• [Problem to work on]: Your task is to reproduce the material exactly.

• [Data to process]:

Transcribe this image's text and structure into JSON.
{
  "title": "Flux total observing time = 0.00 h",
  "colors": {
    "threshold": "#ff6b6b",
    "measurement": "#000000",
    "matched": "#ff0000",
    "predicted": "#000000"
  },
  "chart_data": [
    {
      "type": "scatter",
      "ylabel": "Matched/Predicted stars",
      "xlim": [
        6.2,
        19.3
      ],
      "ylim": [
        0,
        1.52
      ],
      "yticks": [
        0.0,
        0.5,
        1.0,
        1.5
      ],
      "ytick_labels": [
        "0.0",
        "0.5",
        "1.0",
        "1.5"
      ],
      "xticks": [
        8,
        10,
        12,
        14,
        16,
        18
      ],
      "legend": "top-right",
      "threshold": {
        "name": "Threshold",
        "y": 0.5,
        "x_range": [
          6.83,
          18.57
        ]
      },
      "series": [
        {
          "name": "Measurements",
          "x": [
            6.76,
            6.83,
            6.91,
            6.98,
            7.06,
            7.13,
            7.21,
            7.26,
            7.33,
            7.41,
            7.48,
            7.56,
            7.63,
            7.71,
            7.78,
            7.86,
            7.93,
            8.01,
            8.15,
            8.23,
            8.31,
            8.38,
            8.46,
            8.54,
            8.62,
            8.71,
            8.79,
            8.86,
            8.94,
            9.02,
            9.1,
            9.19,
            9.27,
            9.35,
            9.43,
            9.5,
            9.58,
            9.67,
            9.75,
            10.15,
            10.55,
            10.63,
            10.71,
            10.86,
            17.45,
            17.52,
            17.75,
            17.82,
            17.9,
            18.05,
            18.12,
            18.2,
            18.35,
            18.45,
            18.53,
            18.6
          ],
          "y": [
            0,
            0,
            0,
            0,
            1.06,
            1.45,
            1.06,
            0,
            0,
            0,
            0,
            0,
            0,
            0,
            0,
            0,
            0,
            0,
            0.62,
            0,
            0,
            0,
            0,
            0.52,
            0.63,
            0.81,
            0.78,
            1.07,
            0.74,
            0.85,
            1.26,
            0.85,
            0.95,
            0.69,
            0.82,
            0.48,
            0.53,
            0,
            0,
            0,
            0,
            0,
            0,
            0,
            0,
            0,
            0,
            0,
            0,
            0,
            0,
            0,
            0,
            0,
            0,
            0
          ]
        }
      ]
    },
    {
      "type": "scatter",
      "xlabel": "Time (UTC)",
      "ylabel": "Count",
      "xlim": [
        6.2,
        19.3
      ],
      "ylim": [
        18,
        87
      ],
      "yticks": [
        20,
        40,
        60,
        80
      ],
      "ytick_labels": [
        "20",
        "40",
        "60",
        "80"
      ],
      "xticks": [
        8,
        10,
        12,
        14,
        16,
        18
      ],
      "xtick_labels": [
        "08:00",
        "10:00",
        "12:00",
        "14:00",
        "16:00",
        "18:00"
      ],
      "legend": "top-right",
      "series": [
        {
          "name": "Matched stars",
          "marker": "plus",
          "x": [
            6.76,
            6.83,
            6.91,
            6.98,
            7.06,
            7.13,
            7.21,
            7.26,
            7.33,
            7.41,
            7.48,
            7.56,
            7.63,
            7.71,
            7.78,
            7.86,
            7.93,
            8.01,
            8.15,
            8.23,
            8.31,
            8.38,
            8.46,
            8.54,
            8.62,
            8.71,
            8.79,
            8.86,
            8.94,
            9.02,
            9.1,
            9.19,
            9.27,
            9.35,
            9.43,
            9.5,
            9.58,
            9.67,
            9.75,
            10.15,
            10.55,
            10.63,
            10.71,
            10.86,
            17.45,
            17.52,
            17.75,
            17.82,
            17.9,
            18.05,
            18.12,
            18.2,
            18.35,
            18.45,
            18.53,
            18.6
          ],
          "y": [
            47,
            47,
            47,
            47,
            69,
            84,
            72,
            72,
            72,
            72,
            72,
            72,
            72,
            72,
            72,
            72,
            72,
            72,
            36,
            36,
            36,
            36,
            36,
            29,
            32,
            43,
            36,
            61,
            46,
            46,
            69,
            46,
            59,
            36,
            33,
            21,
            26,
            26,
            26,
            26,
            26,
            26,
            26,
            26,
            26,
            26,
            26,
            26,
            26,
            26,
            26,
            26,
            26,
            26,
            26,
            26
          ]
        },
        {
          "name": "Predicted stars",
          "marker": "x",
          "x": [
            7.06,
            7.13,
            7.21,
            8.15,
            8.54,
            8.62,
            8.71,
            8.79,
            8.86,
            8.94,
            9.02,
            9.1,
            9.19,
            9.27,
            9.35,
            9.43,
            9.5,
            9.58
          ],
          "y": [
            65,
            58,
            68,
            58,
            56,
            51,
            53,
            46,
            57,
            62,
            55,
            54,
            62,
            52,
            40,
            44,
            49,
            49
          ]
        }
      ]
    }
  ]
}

• [Full solution]:
Transcribe this image's text and structure into JSON.
{
  "title": "Flux total observing time = 0.00 h",
  "colors": {
    "threshold": "#ff6b6b",
    "measurement": "#000000",
    "matched": "#ff0000",
    "predicted": "#000000"
  },
  "chart_data": [
    {
      "type": "scatter",
      "ylabel": "Matched/Predicted stars",
      "xlim": [
        6.2,
        19.3
      ],
      "ylim": [
        0,
        1.52
      ],
      "yticks": [
        0.0,
        0.5,
        1.0,
        1.5
      ],
      "ytick_labels": [
        "0.0",
        "0.5",
        "1.0",
        "1.5"
      ],
      "xticks": [
        8,
        10,
        12,
        14,
        16,
        18
      ],
      "legend": "top-right",
      "threshold": {
        "name": "Threshold",
        "y": 0.5,
        "x_range": [
          6.83,
          18.57
        ]
      },
      "series": [
        {
          "name": "Measurements",
          "x": [
            6.76,
            6.83,
            6.91,
            6.98,
            7.06,
            7.13,
            7.21,
            7.26,
            7.33,
            7.41,
            7.48,
            7.56,
            7.63,
            7.71,
            7.78,
            7.86,
            7.93,
            8.01,
            8.15,
            8.23,
            8.31,
            8.38,
            8.46,
            8.54,
            8.62,
            8.71,
            8.79,
            8.86,
            8.94,
            9.02,
            9.1,
            9.19,
            9.27,
            9.35,
            9.43,
            9.5,
            9.58,
            9.67,
            9.75,
            10.15,
            10.55,
            10.63,
            10.71,
            10.86,
            17.45,
            17.52,
            17.75,
            17.82,
            17.9,
            18.05,
            18.12,
            18.2,
            18.35,
            18.45,
            18.53,
            18.6
          ],
          "y": [
            0,
            0,
            0,
            0,
            1.06,
            1.45,
            1.06,
            0,
            0,
            0,
            0,
            0,
            0,
            0,
            0,
            0,
            0,
            0,
            0.62,
            0,
            0,
            0,
            0,
            0.52,
            0.63,
            0.81,
            0.78,
            1.07,
            0.74,
            0.85,
            1.26,
            0.85,
            0.95,
            0.69,
            0.82,
            0.48,
            0.53,
            0,
            0,
            0,
            0,
            0,
            0,
            0,
            0,
            0,
            0,
            0,
            0,
            0,
            0,
            0,
            0,
            0,
            0,
            0
          ]
        }
      ]
    },
    {
      "type": "scatter",
      "xlabel": "Time (UTC)",
      "ylabel": "Count",
      "xlim": [
        6.2,
        19.3
      ],
      "ylim": [
        18,
        87
      ],
      "yticks": [
        20,
        40,
        60,
        80
      ],
      "ytick_labels": [
        "20",
        "40",
        "60",
        "80"
      ],
      "xticks": [
        8,
        10,
        12,
        14,
        16,
        18
      ],
      "xtick_labels": [
        "08:00",
        "10:00",
        "12:00",
        "14:00",
        "16:00",
        "18:00"
      ],
      "legend": "top-right",
      "series": [
        {
          "name": "Matched stars",
          "marker": "plus",
          "x": [
            6.76,
            6.83,
            6.91,
            6.98,
            7.06,
            7.13,
            7.21,
            7.26,
            7.33,
            7.41,
            7.48,
            7.56,
            7.63,
            7.71,
            7.78,
            7.86,
            7.93,
            8.01,
            8.15,
            8.23,
            8.31,
            8.38,
            8.46,
            8.54,
            8.62,
            8.71,
            8.79,
            8.86,
            8.94,
            9.02,
            9.1,
            9.19,
            9.27,
            9.35,
            9.43,
            9.5,
            9.58,
            9.67,
            9.75,
            10.15,
            10.55,
            10.63,
            10.71,
            10.86,
            17.45,
            17.52,
            17.75,
            17.82,
            17.9,
            18.05,
            18.12,
            18.2,
            18.35,
            18.45,
            18.53,
            18.6
          ],
          "y": [
            47,
            47,
            47,
            47,
            69,
            84,
            72,
            72,
            72,
            72,
            72,
            72,
            72,
            72,
            72,
            72,
            72,
            72,
            36,
            36,
            36,
            36,
            36,
            29,
            32,
            43,
            36,
            61,
            46,
            46,
            69,
            46,
            59,
            36,
            33,
            21,
            26,
            26,
            26,
            26,
            26,
            26,
            26,
            26,
            26,
            26,
            26,
            26,
            26,
            26,
            26,
            26,
            26,
            26,
            26,
            26
          ]
        },
        {
          "name": "Predicted stars",
          "marker": "x",
          "x": [
            7.06,
            7.13,
            7.21,
            8.15,
            8.54,
            8.62,
            8.71,
            8.79,
            8.86,
            8.94,
            9.02,
            9.1,
            9.19,
            9.27,
            9.35,
            9.43,
            9.5,
            9.58
          ],
          "y": [
            65,
            58,
            68,
            58,
            56,
            51,
            53,
            46,
            57,
            62,
            55,
            54,
            62,
            52,
            40,
            44,
            49,
            49
          ]
        }
      ]
    }
  ]
}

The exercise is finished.